> **DIRECTION 1**
According to the piece on famine in the Horn of Africa, how many people in the four countries are estimated to be facing starvation?
> **DIRECTION 2**
Check each statement against the piece on famine in the Horn of Africa, answering yes or no and quoting the words that decide it. (a) The Kenyan policeman was deployed to terrain in the south of Kenya. (b) Djibouti is one of the four countries named. (c) Mothers leave the little food they get to their children.
> **DIRECTION 3**
Reproduce the part of the piece on famine in the Horn of Africa from "Two things happen" up to and including "the resultant death.".

> **TEXT EXTRACT**

↓↓↓

DESPERATE:Somalians look forward with hope to famine relief

Two things happen when violent conflict and widespread famine meet - people die and those deaths grab headlines. And that's the reality of the sad news coming out of the Horn of Africa about drought, dire starvation and famine.

It all sounds far-fetched when you tell a person who has never slept on a hungry stomach about hunger, famine and the resultant death.

But this one-sentence story, from a Kenyan policeman deployed to the harsh northern terrain bordering the conflict-ridden Somalia, illustrates the suffering of the estimated 12.4 million people in four countries - Somalia, Djibouti, Ethiopia and Kenya - facing starvation.

The policeman said he stumbled upon two children suckling the flaccid breasts of their dead mother. Picture that.

Fathers who under normal circumstances should be standing tall for their families are on their knees, queuing and begging for food. Mothers, afraid of losing their children, leave the little food they get to the children and some die because of starvation. Some children have lost their parents, and with no one to look after them, their days are numbered.

↑↑↑

> **DATA SHOWN**

↓↓↓

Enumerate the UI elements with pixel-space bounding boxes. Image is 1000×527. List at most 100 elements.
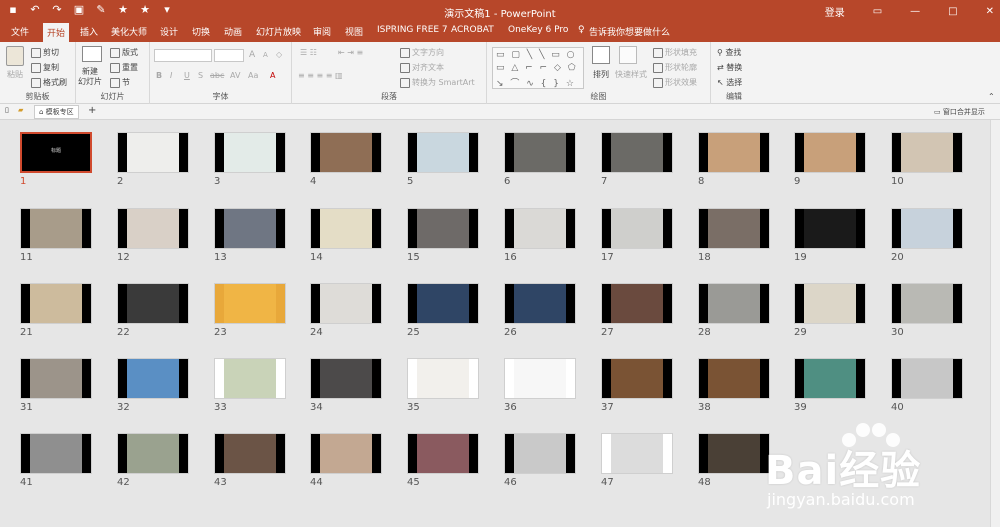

↑↑↑

> **CORRECT RESPONSE 1**
An estimated 12.4 million people.

> **CORRECT RESPONSE 2**
(a) No: "deployed to the harsh northern terrain bordering the conflict-ridden Somalia"
(b) Yes: "Somalia, Djibouti, Ethiopia and Kenya"
(c) Yes: "Mothers, afraid of losing their children, leave the little food they get to the children"

> **CORRECT RESPONSE 3**
Two things happen when violent conflict and widespread famine meet - people die and those deaths grab headlines. And that's the reality of the sad news coming out of the Horn of Africa about drought, dire starvation and famine.

It all sounds far-fetched when you tell a person who has never slept on a hungry stomach about hunger, famine and the resultant death.